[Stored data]
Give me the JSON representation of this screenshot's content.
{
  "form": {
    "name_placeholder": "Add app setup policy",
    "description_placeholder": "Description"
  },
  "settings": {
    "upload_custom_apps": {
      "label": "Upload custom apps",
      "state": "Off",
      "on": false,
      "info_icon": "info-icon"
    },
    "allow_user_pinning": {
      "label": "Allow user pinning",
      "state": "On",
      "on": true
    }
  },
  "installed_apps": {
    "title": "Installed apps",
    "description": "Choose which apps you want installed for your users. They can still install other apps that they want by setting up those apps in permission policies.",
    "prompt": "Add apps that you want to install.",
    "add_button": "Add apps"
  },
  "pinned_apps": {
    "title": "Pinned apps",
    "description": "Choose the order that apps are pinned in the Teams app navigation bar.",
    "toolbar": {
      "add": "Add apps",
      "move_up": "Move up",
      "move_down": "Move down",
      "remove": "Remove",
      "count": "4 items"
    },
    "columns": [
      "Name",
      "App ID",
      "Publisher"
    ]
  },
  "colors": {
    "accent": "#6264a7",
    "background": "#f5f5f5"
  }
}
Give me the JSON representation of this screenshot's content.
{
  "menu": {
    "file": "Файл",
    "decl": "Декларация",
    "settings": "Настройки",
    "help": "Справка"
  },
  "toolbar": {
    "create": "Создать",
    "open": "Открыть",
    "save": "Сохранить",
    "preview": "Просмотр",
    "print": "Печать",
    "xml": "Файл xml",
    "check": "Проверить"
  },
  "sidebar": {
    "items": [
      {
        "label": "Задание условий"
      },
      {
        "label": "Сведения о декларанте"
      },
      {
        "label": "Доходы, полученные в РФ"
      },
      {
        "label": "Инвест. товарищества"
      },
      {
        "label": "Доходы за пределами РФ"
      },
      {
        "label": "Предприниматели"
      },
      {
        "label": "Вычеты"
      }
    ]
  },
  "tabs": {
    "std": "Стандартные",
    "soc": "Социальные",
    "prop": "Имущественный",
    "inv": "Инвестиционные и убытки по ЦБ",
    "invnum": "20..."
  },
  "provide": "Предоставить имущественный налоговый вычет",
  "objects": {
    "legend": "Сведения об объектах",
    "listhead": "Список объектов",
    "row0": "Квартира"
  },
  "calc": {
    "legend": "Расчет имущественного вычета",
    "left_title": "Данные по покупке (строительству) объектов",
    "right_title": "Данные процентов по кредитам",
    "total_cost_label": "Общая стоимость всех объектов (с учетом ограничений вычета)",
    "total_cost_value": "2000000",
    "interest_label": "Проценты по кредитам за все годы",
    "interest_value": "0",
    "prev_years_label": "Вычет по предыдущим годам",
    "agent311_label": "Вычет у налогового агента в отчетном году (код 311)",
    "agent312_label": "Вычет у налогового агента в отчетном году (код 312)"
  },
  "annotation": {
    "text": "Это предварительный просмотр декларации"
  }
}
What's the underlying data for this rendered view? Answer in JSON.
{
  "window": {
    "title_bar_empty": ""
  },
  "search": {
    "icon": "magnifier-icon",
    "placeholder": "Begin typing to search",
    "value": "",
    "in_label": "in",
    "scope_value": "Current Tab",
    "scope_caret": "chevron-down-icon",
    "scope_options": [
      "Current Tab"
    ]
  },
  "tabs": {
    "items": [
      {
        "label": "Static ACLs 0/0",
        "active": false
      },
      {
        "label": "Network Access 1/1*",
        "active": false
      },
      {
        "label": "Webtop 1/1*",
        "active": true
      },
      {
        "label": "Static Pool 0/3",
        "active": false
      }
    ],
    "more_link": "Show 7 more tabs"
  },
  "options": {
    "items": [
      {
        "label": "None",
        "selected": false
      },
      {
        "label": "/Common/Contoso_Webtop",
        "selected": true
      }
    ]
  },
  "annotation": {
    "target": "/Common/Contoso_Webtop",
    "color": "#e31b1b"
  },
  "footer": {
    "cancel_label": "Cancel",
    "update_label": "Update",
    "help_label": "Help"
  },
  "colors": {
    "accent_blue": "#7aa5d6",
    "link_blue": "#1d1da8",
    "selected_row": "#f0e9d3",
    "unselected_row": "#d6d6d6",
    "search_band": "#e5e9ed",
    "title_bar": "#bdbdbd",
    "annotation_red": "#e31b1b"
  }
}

--

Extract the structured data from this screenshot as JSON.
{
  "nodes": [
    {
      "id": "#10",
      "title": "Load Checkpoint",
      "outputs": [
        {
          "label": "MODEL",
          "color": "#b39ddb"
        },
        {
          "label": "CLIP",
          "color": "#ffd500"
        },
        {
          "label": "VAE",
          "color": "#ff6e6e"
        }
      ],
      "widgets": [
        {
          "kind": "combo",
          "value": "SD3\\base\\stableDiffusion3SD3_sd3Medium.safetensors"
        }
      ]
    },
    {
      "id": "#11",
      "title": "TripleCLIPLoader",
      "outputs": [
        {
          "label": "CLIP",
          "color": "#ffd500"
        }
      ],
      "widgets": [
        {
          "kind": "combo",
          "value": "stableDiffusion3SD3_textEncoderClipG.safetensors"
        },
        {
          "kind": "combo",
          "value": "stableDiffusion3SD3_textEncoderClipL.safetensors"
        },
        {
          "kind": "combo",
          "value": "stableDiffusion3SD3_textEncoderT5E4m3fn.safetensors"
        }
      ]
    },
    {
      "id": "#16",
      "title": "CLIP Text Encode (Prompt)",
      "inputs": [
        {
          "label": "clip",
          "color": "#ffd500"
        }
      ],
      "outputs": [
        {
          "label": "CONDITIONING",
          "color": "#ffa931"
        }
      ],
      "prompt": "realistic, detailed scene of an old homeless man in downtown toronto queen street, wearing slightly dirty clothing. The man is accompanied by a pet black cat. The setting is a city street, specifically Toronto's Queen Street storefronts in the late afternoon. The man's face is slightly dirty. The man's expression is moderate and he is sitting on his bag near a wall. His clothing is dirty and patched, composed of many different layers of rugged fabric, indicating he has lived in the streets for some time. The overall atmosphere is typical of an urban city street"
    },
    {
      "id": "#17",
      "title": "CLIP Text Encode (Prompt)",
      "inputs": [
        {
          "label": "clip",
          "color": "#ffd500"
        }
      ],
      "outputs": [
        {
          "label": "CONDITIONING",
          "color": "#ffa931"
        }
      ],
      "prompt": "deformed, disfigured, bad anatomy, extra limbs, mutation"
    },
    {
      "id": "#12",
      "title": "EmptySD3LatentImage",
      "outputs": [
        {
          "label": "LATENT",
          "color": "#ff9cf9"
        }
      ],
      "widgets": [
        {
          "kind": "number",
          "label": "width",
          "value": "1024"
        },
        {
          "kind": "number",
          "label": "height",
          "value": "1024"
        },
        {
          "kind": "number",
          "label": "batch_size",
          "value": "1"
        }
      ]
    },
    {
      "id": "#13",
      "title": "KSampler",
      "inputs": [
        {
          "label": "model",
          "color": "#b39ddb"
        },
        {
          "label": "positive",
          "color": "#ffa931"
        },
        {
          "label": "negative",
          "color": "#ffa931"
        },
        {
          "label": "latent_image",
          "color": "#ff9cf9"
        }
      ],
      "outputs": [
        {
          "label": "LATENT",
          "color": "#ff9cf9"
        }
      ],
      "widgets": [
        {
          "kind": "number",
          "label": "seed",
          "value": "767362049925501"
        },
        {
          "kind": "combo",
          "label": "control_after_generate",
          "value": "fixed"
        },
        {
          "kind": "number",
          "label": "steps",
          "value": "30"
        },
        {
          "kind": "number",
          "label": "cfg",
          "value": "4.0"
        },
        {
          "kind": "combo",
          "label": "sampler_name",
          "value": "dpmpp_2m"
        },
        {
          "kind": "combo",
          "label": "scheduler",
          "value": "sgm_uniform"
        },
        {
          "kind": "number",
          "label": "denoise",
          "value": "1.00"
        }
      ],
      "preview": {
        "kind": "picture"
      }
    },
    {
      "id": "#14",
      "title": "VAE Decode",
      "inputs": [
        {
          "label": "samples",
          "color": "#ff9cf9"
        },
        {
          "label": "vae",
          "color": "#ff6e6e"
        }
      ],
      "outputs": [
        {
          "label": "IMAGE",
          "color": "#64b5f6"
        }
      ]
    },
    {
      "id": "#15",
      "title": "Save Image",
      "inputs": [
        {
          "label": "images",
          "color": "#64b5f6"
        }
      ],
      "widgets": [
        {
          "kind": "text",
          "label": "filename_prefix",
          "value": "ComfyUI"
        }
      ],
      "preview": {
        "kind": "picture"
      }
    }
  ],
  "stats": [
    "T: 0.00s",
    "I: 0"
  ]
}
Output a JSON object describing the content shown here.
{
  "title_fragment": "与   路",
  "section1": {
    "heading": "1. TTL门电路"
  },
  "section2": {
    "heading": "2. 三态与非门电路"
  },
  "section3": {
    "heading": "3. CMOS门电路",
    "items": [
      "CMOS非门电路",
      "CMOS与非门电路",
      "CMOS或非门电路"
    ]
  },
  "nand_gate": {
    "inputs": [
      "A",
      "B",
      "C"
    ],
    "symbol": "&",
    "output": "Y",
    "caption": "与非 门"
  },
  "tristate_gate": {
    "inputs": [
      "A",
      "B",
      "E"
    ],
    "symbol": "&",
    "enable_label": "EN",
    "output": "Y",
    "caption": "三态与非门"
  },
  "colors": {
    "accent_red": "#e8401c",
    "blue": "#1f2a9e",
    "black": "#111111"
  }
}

• Task statement
Find the string "объектов" in the entries above and return each line that holds it.

• Solved problem
    "listhead": "Список объектов",
    "left_title": "Данные по покупке (строительству) объектов",
    "total_cost_label": "Общая стоимость всех объектов (с учетом ограничений вычета)",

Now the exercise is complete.